:: Dataset entries on figures ::
----------------

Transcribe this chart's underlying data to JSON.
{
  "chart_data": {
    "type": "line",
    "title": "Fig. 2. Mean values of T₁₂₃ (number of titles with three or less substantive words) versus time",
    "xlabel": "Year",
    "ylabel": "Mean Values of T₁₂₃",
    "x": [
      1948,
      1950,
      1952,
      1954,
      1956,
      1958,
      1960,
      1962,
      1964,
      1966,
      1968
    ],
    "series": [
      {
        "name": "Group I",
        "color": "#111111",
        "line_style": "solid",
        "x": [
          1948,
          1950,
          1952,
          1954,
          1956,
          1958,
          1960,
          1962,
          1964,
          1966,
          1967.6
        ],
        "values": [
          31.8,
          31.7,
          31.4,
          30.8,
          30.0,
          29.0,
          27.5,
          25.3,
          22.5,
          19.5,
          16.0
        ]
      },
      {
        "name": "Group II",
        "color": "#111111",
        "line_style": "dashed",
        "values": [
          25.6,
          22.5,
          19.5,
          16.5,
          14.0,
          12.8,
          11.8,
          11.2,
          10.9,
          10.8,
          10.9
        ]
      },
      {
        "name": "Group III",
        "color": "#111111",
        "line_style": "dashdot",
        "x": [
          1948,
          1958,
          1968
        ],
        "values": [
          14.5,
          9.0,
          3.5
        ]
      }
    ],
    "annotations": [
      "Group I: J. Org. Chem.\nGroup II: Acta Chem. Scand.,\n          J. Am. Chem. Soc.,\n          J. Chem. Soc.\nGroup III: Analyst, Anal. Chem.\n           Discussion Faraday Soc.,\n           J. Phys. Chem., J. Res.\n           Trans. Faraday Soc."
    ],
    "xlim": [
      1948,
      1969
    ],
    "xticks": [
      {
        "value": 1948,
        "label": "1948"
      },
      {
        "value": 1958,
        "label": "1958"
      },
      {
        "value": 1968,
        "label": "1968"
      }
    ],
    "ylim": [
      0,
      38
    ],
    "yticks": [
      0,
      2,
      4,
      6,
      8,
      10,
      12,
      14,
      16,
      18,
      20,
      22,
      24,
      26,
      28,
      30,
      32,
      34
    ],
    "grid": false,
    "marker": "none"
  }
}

----------------

:: EXERCISE INSTRUCTIONS ::
Write out every entry again exactly, please, with nothing missing.

:: WORKED ANSWER ::
Transcribe this chart's underlying data to JSON.
{
  "chart_data": {
    "type": "line",
    "title": "Fig. 2. Mean values of T₁₂₃ (number of titles with three or less substantive words) versus time",
    "xlabel": "Year",
    "ylabel": "Mean Values of T₁₂₃",
    "x": [
      1948,
      1950,
      1952,
      1954,
      1956,
      1958,
      1960,
      1962,
      1964,
      1966,
      1968
    ],
    "series": [
      {
        "name": "Group I",
        "color": "#111111",
        "line_style": "solid",
        "x": [
          1948,
          1950,
          1952,
          1954,
          1956,
          1958,
          1960,
          1962,
          1964,
          1966,
          1967.6
        ],
        "values": [
          31.8,
          31.7,
          31.4,
          30.8,
          30.0,
          29.0,
          27.5,
          25.3,
          22.5,
          19.5,
          16.0
        ]
      },
      {
        "name": "Group II",
        "color": "#111111",
        "line_style": "dashed",
        "values": [
          25.6,
          22.5,
          19.5,
          16.5,
          14.0,
          12.8,
          11.8,
          11.2,
          10.9,
          10.8,
          10.9
        ]
      },
      {
        "name": "Group III",
        "color": "#111111",
        "line_style": "dashdot",
        "x": [
          1948,
          1958,
          1968
        ],
        "values": [
          14.5,
          9.0,
          3.5
        ]
      }
    ],
    "annotations": [
      "Group I: J. Org. Chem.\nGroup II: Acta Chem. Scand.,\n          J. Am. Chem. Soc.,\n          J. Chem. Soc.\nGroup III: Analyst, Anal. Chem.\n           Discussion Faraday Soc.,\n           J. Phys. Chem., J. Res.\n           Trans. Faraday Soc."
    ],
    "xlim": [
      1948,
      1969
    ],
    "xticks": [
      {
        "value": 1948,
        "label": "1948"
      },
      {
        "value": 1958,
        "label": "1958"
      },
      {
        "value": 1968,
        "label": "1968"
      }
    ],
    "ylim": [
      0,
      38
    ],
    "yticks": [
      0,
      2,
      4,
      6,
      8,
      10,
      12,
      14,
      16,
      18,
      20,
      22,
      24,
      26,
      28,
      30,
      32,
      34
    ],
    "grid": false,
    "marker": "none"
  }
}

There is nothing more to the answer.